_Exercise brief_
Go through the entries below and print each one exactly, leaving out pictures.

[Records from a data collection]
========================================================================

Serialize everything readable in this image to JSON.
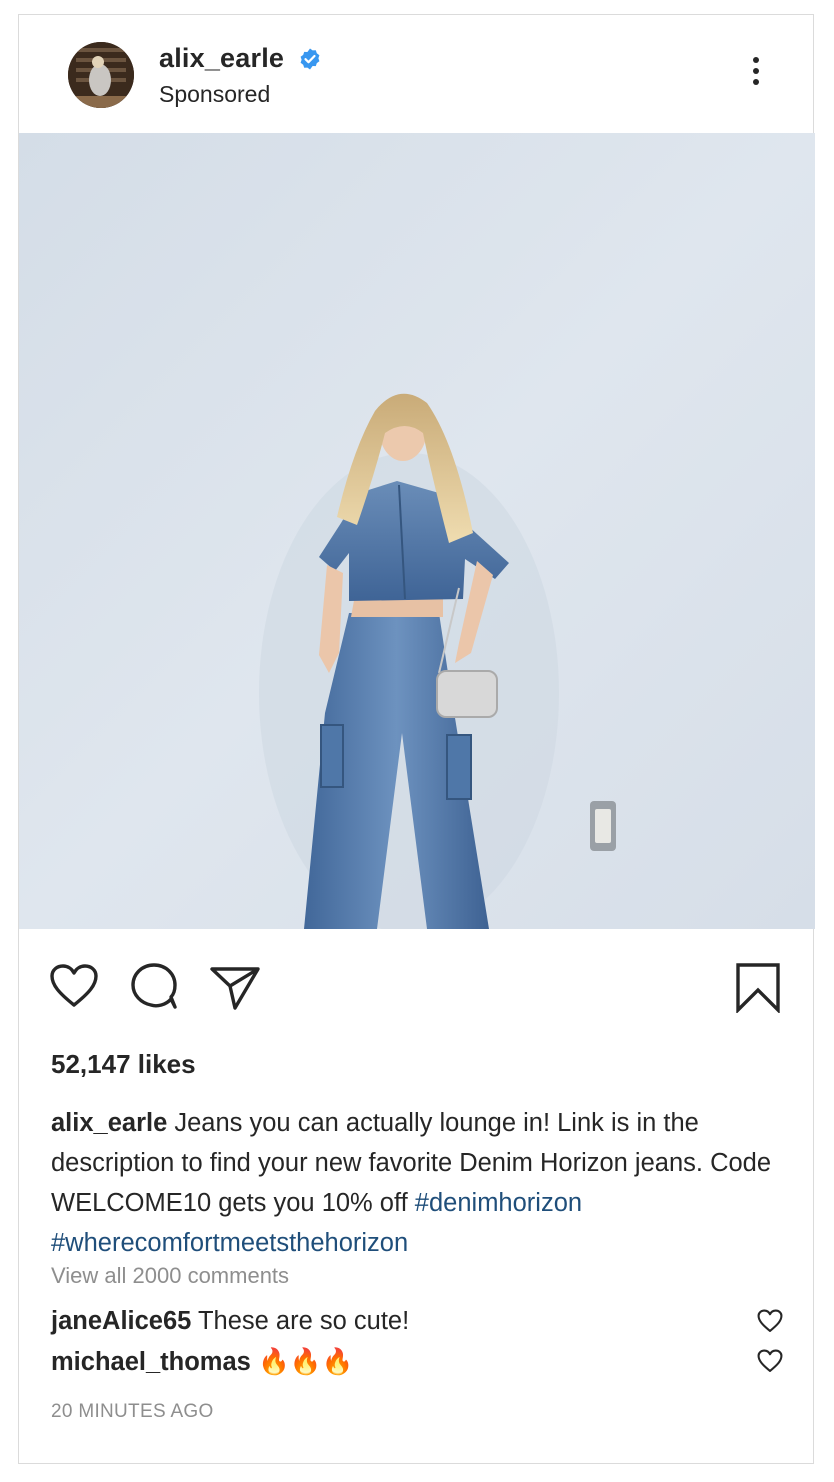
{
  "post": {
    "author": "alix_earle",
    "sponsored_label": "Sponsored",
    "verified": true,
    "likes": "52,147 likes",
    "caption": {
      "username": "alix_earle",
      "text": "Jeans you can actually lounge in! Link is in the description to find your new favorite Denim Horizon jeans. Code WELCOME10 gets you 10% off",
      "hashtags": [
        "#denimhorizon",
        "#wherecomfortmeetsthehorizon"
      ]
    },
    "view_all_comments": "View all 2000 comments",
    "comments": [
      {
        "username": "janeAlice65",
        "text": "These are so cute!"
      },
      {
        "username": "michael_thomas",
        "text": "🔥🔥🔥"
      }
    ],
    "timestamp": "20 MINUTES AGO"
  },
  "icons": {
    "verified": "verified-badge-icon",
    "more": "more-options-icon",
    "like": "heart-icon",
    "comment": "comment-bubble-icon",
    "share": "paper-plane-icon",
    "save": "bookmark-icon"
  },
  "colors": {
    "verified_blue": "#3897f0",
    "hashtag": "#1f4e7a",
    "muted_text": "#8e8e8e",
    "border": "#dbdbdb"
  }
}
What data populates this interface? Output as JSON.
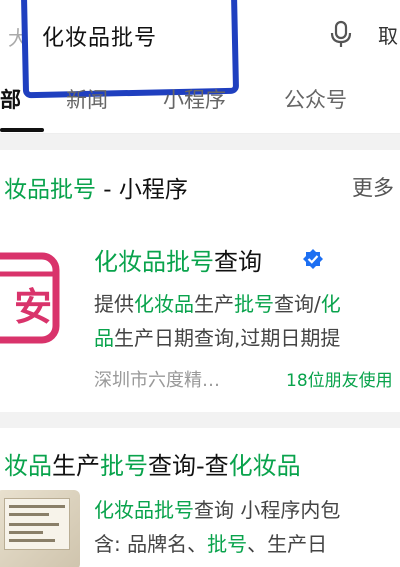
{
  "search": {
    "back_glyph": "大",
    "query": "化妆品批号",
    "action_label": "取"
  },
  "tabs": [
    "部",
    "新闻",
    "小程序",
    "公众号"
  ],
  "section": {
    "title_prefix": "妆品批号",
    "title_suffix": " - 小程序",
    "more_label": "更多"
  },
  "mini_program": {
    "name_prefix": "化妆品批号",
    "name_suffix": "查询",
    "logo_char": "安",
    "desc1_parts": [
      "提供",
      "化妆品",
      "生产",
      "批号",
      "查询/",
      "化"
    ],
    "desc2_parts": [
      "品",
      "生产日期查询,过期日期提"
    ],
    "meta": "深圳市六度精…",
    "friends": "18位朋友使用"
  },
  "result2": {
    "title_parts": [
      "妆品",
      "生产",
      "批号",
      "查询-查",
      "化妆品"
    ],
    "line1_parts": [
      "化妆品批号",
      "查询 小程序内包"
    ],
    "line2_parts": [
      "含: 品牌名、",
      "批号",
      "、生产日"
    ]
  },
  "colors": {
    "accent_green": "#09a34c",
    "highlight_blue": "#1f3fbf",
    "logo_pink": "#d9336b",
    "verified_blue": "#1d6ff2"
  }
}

========================================================================

_Solution below_
Serialize everything readable in this image to JSON.
{
  "post": {
    "author": "alix_earle",
    "sponsored_label": "Sponsored",
    "verified": true,
    "likes": "52,147 likes",
    "caption": {
      "username": "alix_earle",
      "text": "Jeans you can actually lounge in! Link is in the description to find your new favorite Denim Horizon jeans. Code WELCOME10 gets you 10% off",
      "hashtags": [
        "#denimhorizon",
        "#wherecomfortmeetsthehorizon"
      ]
    },
    "view_all_comments": "View all 2000 comments",
    "comments": [
      {
        "username": "janeAlice65",
        "text": "These are so cute!"
      },
      {
        "username": "michael_thomas",
        "text": "🔥🔥🔥"
      }
    ],
    "timestamp": "20 MINUTES AGO"
  },
  "icons": {
    "verified": "verified-badge-icon",
    "more": "more-options-icon",
    "like": "heart-icon",
    "comment": "comment-bubble-icon",
    "share": "paper-plane-icon",
    "save": "bookmark-icon"
  },
  "colors": {
    "verified_blue": "#3897f0",
    "hashtag": "#1f4e7a",
    "muted_text": "#8e8e8e",
    "border": "#dbdbdb"
  }
}
What data populates this interface? Output as JSON.
{
  "search": {
    "back_glyph": "大",
    "query": "化妆品批号",
    "action_label": "取"
  },
  "tabs": [
    "部",
    "新闻",
    "小程序",
    "公众号"
  ],
  "section": {
    "title_prefix": "妆品批号",
    "title_suffix": " - 小程序",
    "more_label": "更多"
  },
  "mini_program": {
    "name_prefix": "化妆品批号",
    "name_suffix": "查询",
    "logo_char": "安",
    "desc1_parts": [
      "提供",
      "化妆品",
      "生产",
      "批号",
      "查询/",
      "化"
    ],
    "desc2_parts": [
      "品",
      "生产日期查询,过期日期提"
    ],
    "meta": "深圳市六度精…",
    "friends": "18位朋友使用"
  },
  "result2": {
    "title_parts": [
      "妆品",
      "生产",
      "批号",
      "查询-查",
      "化妆品"
    ],
    "line1_parts": [
      "化妆品批号",
      "查询 小程序内包"
    ],
    "line2_parts": [
      "含: 品牌名、",
      "批号",
      "、生产日"
    ]
  },
  "colors": {
    "accent_green": "#09a34c",
    "highlight_blue": "#1f3fbf",
    "logo_pink": "#d9336b",
    "verified_blue": "#1d6ff2"
  }
}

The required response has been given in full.